Work instructions:
Return the material word for word. Do not include the pictures.

----- Records shown -----

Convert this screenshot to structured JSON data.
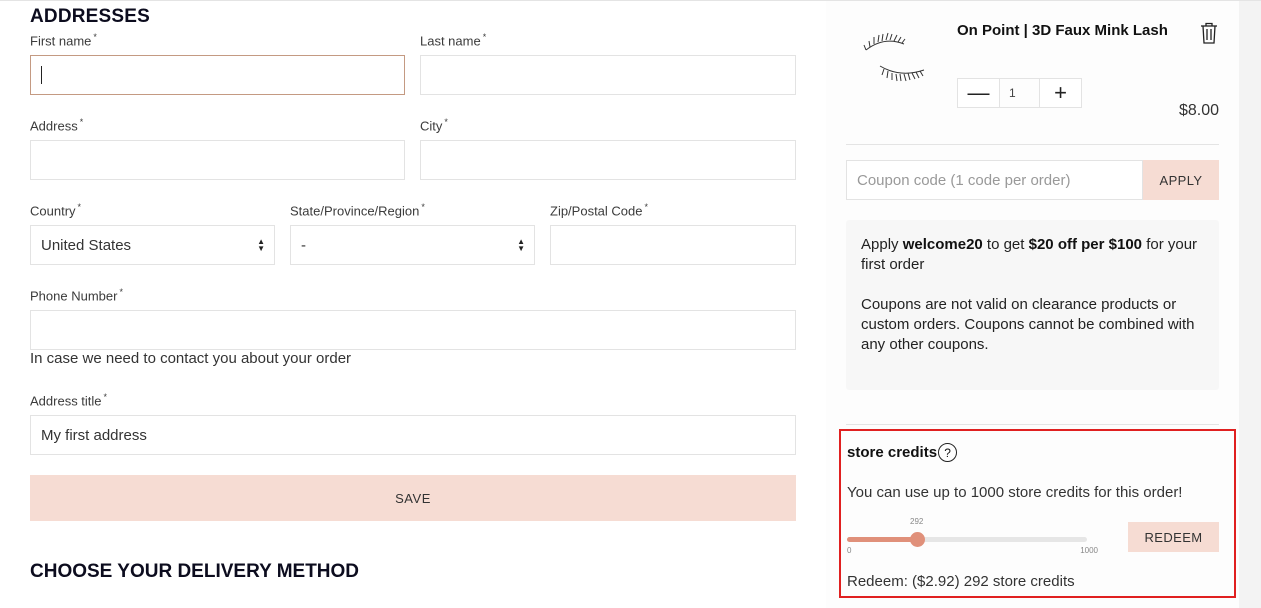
{
  "addresses": {
    "title": "ADDRESSES",
    "fields": {
      "first_name": {
        "label": "First name",
        "required": "*",
        "value": ""
      },
      "last_name": {
        "label": "Last name",
        "required": "*",
        "value": ""
      },
      "address": {
        "label": "Address",
        "required": "*",
        "value": ""
      },
      "city": {
        "label": "City",
        "required": "*",
        "value": ""
      },
      "country": {
        "label": "Country",
        "required": "*",
        "value": "United States"
      },
      "state": {
        "label": "State/Province/Region",
        "required": "*",
        "value": "-"
      },
      "zip": {
        "label": "Zip/Postal Code",
        "required": "*",
        "value": ""
      },
      "phone": {
        "label": "Phone Number",
        "required": "*",
        "value": "",
        "helper": "In case we need to contact you about your order"
      },
      "address_title": {
        "label": "Address title",
        "required": "*",
        "value": "My first address"
      }
    },
    "save_label": "SAVE"
  },
  "delivery": {
    "title": "CHOOSE YOUR DELIVERY METHOD"
  },
  "cart": {
    "item": {
      "name": "On Point | 3D Faux Mink Lash",
      "quantity": "1",
      "price": "$8.00",
      "minus_label": "—",
      "plus_label": "+"
    },
    "coupon": {
      "placeholder": "Coupon code (1 code per order)",
      "apply_label": "APPLY"
    },
    "promo": {
      "pre": "Apply ",
      "code": "welcome20",
      "mid": " to get ",
      "offer": "$20 off per $100",
      "post": " for your first order",
      "disclaimer": "Coupons are not valid on clearance products or custom orders. Coupons cannot be combined with any other coupons."
    },
    "store_credits": {
      "title": "store credits",
      "help_icon": "?",
      "info": "You can use up to 1000 store credits for this order!",
      "slider": {
        "min": 0,
        "max": 1000,
        "value": 292,
        "min_label": "0",
        "max_label": "1000",
        "value_label": "292"
      },
      "redeem_label": "REDEEM",
      "summary": "Redeem: ($2.92) 292 store credits"
    }
  },
  "colors": {
    "accent_pink": "#f6dcd3",
    "slider_fill": "#e0907a",
    "highlight_border": "#e02020",
    "focus_border": "#c49a82"
  }
}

-----

Task result:
Convert this screenshot to structured JSON data.
{
  "addresses": {
    "title": "ADDRESSES",
    "fields": {
      "first_name": {
        "label": "First name",
        "required": "*",
        "value": ""
      },
      "last_name": {
        "label": "Last name",
        "required": "*",
        "value": ""
      },
      "address": {
        "label": "Address",
        "required": "*",
        "value": ""
      },
      "city": {
        "label": "City",
        "required": "*",
        "value": ""
      },
      "country": {
        "label": "Country",
        "required": "*",
        "value": "United States"
      },
      "state": {
        "label": "State/Province/Region",
        "required": "*",
        "value": "-"
      },
      "zip": {
        "label": "Zip/Postal Code",
        "required": "*",
        "value": ""
      },
      "phone": {
        "label": "Phone Number",
        "required": "*",
        "value": "",
        "helper": "In case we need to contact you about your order"
      },
      "address_title": {
        "label": "Address title",
        "required": "*",
        "value": "My first address"
      }
    },
    "save_label": "SAVE"
  },
  "delivery": {
    "title": "CHOOSE YOUR DELIVERY METHOD"
  },
  "cart": {
    "item": {
      "name": "On Point | 3D Faux Mink Lash",
      "quantity": "1",
      "price": "$8.00",
      "minus_label": "—",
      "plus_label": "+"
    },
    "coupon": {
      "placeholder": "Coupon code (1 code per order)",
      "apply_label": "APPLY"
    },
    "promo": {
      "pre": "Apply ",
      "code": "welcome20",
      "mid": " to get ",
      "offer": "$20 off per $100",
      "post": " for your first order",
      "disclaimer": "Coupons are not valid on clearance products or custom orders. Coupons cannot be combined with any other coupons."
    },
    "store_credits": {
      "title": "store credits",
      "help_icon": "?",
      "info": "You can use up to 1000 store credits for this order!",
      "slider": {
        "min": 0,
        "max": 1000,
        "value": 292,
        "min_label": "0",
        "max_label": "1000",
        "value_label": "292"
      },
      "redeem_label": "REDEEM",
      "summary": "Redeem: ($2.92) 292 store credits"
    }
  },
  "colors": {
    "accent_pink": "#f6dcd3",
    "slider_fill": "#e0907a",
    "highlight_border": "#e02020",
    "focus_border": "#c49a82"
  }
}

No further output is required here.